begin

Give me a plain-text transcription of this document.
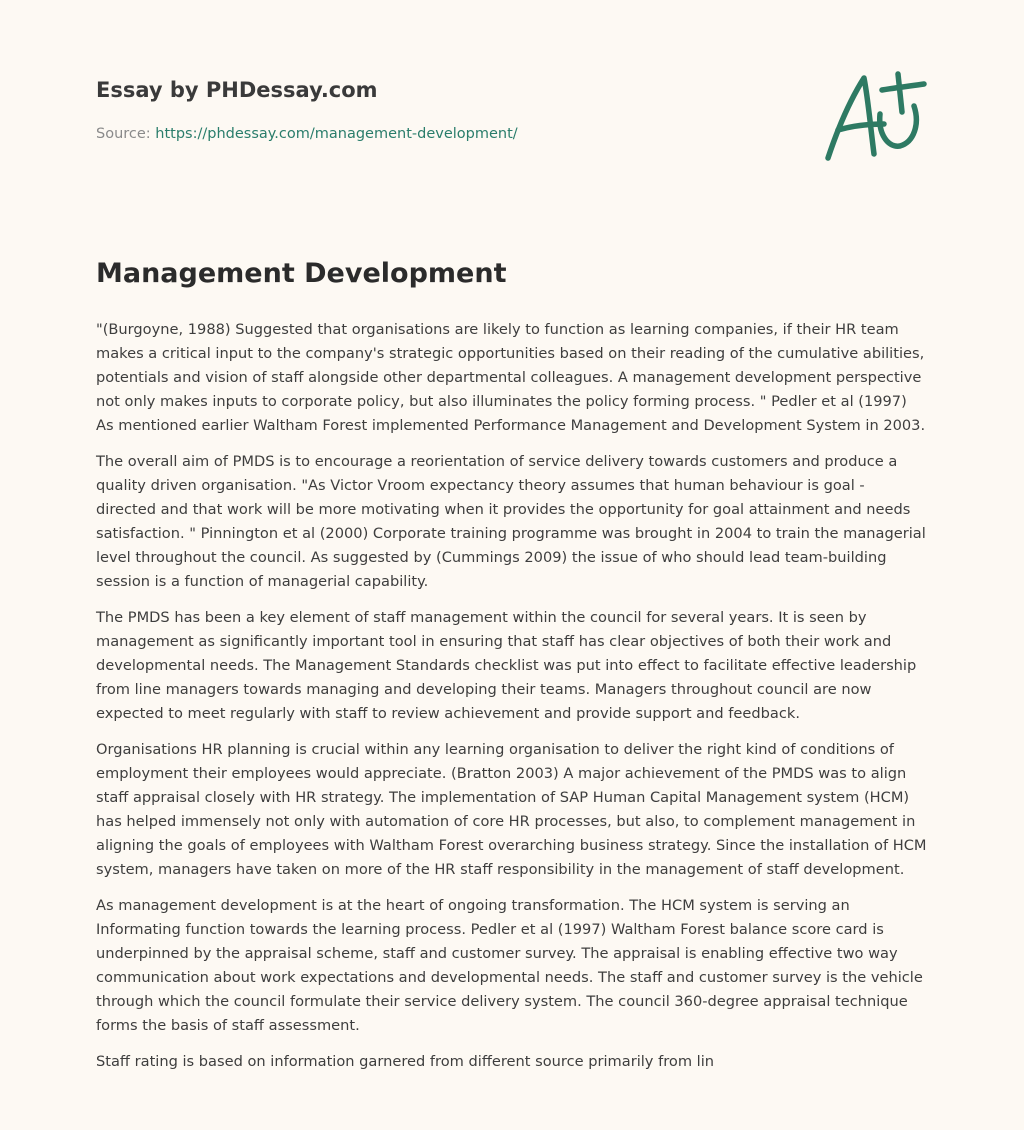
Essay by PHDessay.com
Source: https://phdessay.com/management-development/
Management Development

"(Burgoyne, 1988) Suggested that organisations are likely to function as learning companies, if their HR team makes a critical input to the company's strategic opportunities based on their reading of the cumulative abilities, potentials and vision of staff alongside other departmental colleagues. A management development perspective not only makes inputs to corporate policy, but also illuminates the policy forming process. " Pedler et al (1997) As mentioned earlier Waltham Forest implemented Performance Management and Development System in 2003.

The overall aim of PMDS is to encourage a reorientation of service delivery towards customers and produce a quality driven organisation. "As Victor Vroom expectancy theory assumes that human behaviour is goal - directed and that work will be more motivating when it provides the opportunity for goal attainment and needs satisfaction. " Pinnington et al (2000) Corporate training programme was brought in 2004 to train the managerial level throughout the council. As suggested by (Cummings 2009) the issue of who should lead team-building session is a function of managerial capability.

The PMDS has been a key element of staff management within the council for several years. It is seen by management as significantly important tool in ensuring that staff has clear objectives of both their work and developmental needs. The Management Standards checklist was put into effect to facilitate effective leadership from line managers towards managing and developing their teams. Managers throughout council are now expected to meet regularly with staff to review achievement and provide support and feedback.

Organisations HR planning is crucial within any learning organisation to deliver the right kind of conditions of employment their employees would appreciate. (Bratton 2003) A major achievement of the PMDS was to align staff appraisal closely with HR strategy. The implementation of SAP Human Capital Management system (HCM) has helped immensely not only with automation of core HR processes, but also, to complement management in aligning the goals of employees with Waltham Forest overarching business strategy. Since the installation of HCM system, managers have taken on more of the HR staff responsibility in the management of staff development.

As management development is at the heart of ongoing transformation. The HCM system is serving an Informating function towards the learning process. Pedler et al (1997) Waltham Forest balance score card is underpinned by the appraisal scheme, staff and customer survey. The appraisal is enabling effective two way communication about work expectations and developmental needs. The staff and customer survey is the vehicle through which the council formulate their service delivery system. The council 360-degree appraisal technique forms the basis of staff assessment.

Staff rating is based on information garnered from different source primarily from lin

end

*WHAT THE EXERCISE ASKS*. Your task is to gather all lines from the entries above that hold the word "within".

*FULL OUTPUT*.
The PMDS has been a key element of staff management within the council for several years. It is seen by management as significantly important tool in ensuring that staff has clear objectives of both their work and developmental needs. The Management Standards checklist was put into effect to facilitate effective leadership from line managers towards managing and developing their teams. Managers throughout council are now expected to meet regularly with staff to review achievement and provide support and feedback.
Organisations HR planning is crucial within any learning organisation to deliver the right kind of conditions of employment their employees would appreciate. (Bratton 2003) A major achievement of the PMDS was to align staff appraisal closely with HR strategy. The implementation of SAP Human Capital Management system (HCM) has helped immensely not only with automation of core HR processes, but also, to complement management in aligning the goals of employees with Waltham Forest overarching business strategy. Since the installation of HCM system, managers have taken on more of the HR staff responsibility in the management of staff development.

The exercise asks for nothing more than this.